Entries provided:
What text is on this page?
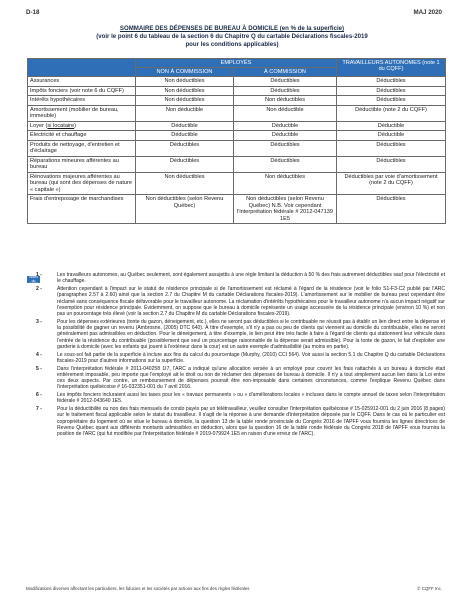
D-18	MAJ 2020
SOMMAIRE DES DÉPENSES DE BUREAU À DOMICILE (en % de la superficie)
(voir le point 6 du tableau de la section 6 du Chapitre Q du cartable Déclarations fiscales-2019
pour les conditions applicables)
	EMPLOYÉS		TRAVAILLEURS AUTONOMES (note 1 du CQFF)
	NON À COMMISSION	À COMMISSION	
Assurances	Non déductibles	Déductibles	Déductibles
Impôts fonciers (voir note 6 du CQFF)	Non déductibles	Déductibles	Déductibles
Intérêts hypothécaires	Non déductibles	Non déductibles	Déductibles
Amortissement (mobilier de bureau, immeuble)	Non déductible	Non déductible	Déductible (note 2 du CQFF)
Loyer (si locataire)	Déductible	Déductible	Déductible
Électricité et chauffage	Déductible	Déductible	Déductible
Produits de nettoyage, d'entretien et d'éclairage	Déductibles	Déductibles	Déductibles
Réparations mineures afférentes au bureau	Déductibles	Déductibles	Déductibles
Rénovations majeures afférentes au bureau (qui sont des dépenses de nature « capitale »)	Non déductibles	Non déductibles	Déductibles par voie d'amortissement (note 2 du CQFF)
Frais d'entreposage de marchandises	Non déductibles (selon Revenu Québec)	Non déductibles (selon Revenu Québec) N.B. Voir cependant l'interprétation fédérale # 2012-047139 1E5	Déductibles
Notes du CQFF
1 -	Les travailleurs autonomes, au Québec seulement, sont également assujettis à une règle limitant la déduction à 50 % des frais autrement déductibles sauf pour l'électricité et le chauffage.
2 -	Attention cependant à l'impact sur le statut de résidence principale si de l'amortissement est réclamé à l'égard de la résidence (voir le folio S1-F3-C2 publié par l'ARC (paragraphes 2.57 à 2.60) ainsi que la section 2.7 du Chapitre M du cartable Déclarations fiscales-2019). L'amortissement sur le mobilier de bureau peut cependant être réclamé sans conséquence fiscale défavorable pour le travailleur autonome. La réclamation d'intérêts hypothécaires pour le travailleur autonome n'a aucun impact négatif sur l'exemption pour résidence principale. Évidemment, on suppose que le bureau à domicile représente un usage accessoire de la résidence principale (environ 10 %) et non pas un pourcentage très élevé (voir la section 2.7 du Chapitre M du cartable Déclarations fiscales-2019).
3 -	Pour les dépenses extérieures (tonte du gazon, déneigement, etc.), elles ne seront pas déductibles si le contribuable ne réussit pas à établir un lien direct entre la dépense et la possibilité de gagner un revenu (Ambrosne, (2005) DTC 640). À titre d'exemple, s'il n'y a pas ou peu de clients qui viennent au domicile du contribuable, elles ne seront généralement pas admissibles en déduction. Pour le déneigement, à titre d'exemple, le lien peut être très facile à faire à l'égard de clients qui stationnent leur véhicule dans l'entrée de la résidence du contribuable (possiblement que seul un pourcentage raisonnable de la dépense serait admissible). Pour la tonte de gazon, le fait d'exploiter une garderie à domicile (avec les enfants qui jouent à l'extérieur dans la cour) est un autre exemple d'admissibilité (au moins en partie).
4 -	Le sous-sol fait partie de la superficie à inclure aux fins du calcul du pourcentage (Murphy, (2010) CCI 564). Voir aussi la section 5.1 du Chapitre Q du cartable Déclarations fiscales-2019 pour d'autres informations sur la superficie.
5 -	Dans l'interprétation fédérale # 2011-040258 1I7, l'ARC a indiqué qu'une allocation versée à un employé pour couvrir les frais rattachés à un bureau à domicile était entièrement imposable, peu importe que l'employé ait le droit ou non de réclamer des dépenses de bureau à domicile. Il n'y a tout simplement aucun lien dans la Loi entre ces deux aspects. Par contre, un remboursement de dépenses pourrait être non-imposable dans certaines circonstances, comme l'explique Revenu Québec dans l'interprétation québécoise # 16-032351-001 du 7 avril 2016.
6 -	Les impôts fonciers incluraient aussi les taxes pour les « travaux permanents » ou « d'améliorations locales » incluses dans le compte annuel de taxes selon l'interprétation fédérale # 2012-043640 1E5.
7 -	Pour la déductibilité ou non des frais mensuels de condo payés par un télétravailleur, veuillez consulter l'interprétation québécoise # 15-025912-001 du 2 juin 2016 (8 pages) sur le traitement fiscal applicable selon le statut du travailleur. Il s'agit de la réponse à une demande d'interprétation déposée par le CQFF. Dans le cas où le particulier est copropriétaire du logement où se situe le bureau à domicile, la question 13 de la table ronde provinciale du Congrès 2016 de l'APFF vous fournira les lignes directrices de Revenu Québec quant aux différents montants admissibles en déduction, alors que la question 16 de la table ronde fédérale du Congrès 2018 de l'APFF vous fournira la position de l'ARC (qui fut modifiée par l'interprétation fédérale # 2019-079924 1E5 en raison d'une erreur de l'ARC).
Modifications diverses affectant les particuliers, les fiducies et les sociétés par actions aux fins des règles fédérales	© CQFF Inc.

--

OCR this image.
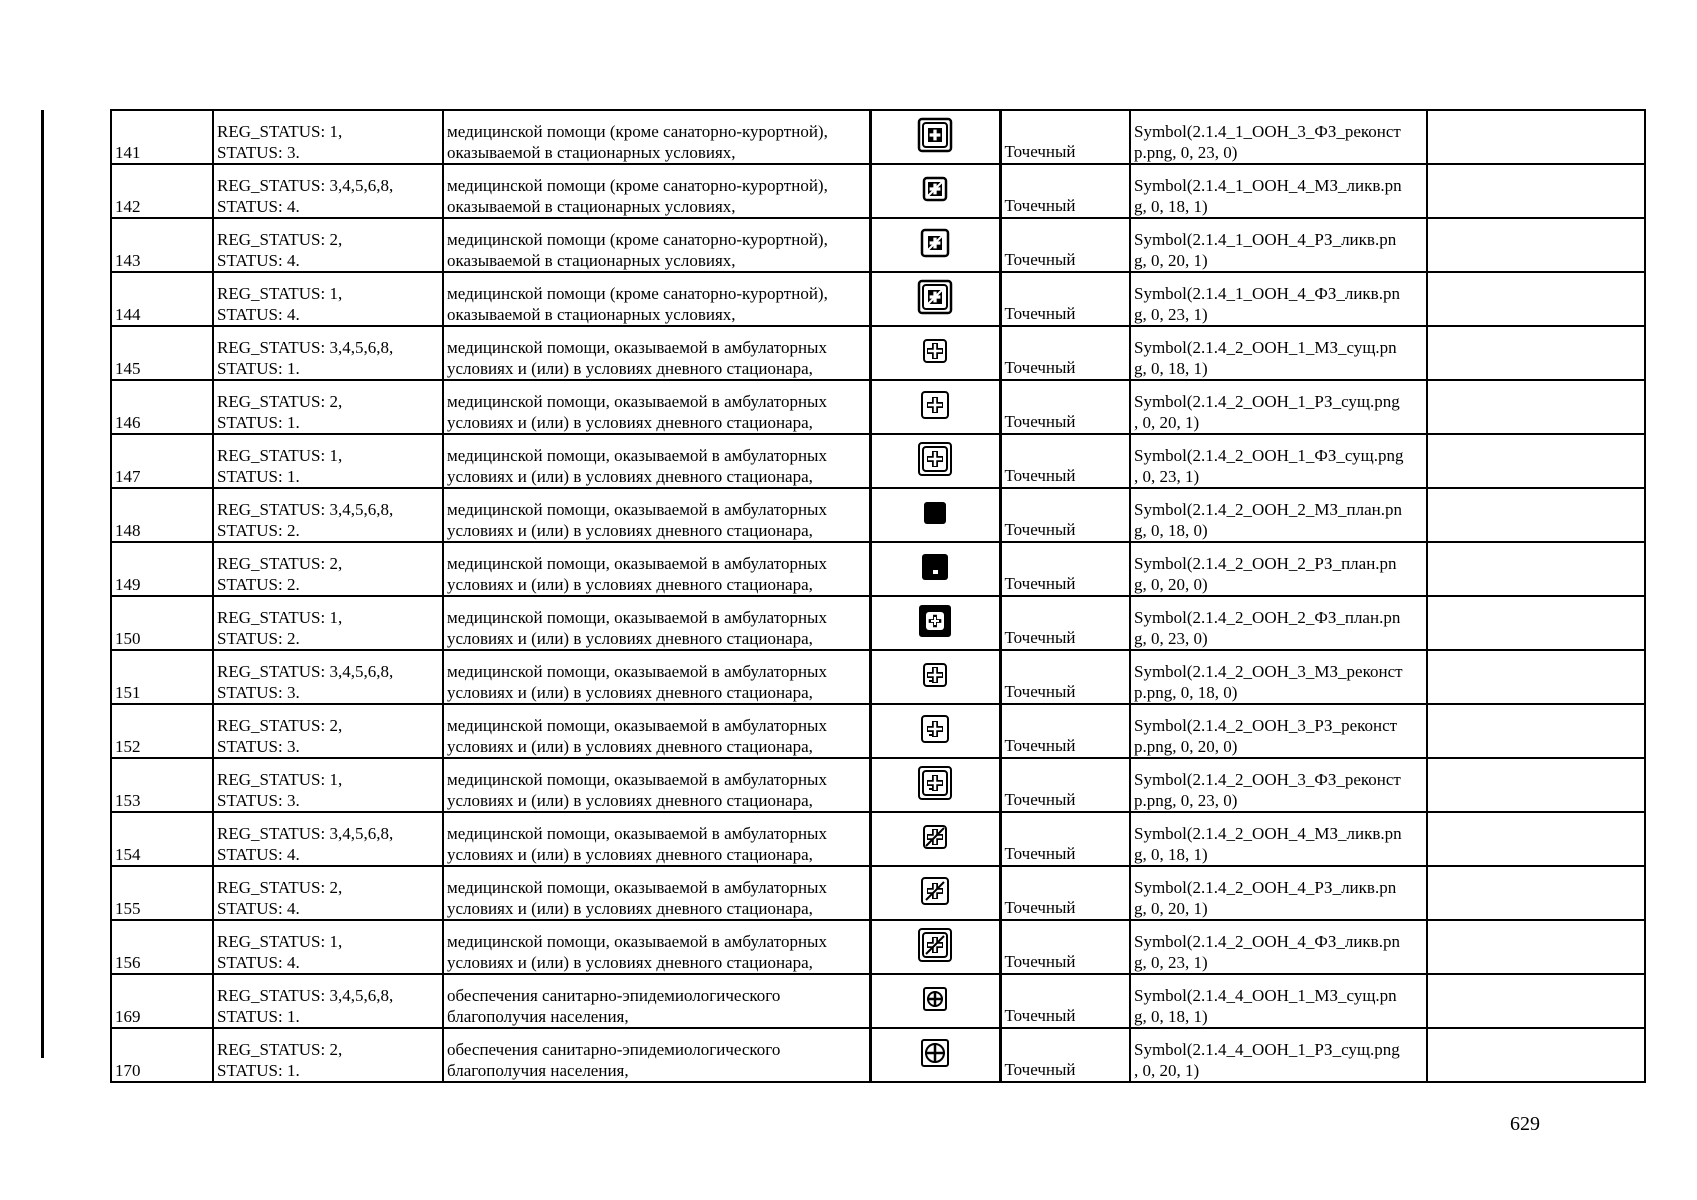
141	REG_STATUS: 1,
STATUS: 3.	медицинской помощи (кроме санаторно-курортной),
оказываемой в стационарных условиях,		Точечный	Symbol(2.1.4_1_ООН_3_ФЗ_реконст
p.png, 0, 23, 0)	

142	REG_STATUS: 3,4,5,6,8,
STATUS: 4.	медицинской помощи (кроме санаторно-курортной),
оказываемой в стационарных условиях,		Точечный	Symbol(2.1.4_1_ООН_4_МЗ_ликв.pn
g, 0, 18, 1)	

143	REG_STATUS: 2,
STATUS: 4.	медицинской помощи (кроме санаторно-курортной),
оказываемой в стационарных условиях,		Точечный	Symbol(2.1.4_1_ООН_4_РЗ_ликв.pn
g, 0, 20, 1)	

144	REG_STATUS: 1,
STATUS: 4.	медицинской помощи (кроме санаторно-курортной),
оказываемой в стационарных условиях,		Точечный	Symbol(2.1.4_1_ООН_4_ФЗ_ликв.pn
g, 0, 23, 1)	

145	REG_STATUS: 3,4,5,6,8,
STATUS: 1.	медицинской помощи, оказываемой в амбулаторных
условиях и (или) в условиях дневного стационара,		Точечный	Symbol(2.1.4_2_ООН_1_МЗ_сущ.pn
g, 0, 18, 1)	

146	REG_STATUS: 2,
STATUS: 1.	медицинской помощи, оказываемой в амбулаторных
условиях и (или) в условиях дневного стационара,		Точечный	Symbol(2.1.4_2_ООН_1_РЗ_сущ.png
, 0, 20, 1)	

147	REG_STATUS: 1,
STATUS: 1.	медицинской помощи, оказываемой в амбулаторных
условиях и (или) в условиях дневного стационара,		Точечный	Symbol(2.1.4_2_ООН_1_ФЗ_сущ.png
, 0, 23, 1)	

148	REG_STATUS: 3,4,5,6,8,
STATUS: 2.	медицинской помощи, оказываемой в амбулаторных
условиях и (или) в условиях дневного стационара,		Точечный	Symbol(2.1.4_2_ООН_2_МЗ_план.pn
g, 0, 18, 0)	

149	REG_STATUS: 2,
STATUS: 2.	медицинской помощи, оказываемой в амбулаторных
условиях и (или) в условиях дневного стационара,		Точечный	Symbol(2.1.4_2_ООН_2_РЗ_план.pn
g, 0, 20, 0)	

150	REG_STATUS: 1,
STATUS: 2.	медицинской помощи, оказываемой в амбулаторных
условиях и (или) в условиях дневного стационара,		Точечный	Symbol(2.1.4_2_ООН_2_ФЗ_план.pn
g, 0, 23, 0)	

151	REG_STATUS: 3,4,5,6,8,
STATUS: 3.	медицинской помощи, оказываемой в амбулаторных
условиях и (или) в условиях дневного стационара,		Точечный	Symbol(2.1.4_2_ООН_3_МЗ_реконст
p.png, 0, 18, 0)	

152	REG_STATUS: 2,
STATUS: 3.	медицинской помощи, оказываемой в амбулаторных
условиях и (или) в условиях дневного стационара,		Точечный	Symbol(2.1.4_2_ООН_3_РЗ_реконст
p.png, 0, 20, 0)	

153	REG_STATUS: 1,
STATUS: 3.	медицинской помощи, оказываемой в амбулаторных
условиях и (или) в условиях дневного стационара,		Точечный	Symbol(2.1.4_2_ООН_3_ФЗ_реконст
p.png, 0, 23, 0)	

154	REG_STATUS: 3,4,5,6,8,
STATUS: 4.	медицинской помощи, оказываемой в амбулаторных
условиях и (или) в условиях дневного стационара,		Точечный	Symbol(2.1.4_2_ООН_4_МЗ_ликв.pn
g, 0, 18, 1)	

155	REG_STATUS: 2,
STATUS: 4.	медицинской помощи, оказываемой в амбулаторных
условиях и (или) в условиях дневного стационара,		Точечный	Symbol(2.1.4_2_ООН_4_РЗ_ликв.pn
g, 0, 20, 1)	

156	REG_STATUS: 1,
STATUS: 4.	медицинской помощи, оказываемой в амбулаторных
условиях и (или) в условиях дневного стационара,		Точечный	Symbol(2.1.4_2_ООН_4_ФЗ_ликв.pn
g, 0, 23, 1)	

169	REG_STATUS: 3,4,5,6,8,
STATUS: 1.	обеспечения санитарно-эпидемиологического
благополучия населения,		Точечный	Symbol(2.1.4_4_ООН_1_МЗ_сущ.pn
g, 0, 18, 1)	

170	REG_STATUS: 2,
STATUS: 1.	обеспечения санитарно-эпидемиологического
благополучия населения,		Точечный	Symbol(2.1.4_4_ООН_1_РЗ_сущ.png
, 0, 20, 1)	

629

Task prompt: On how many lines does the word "fiscales" appear? Answer with only the number.

Exercise response: 3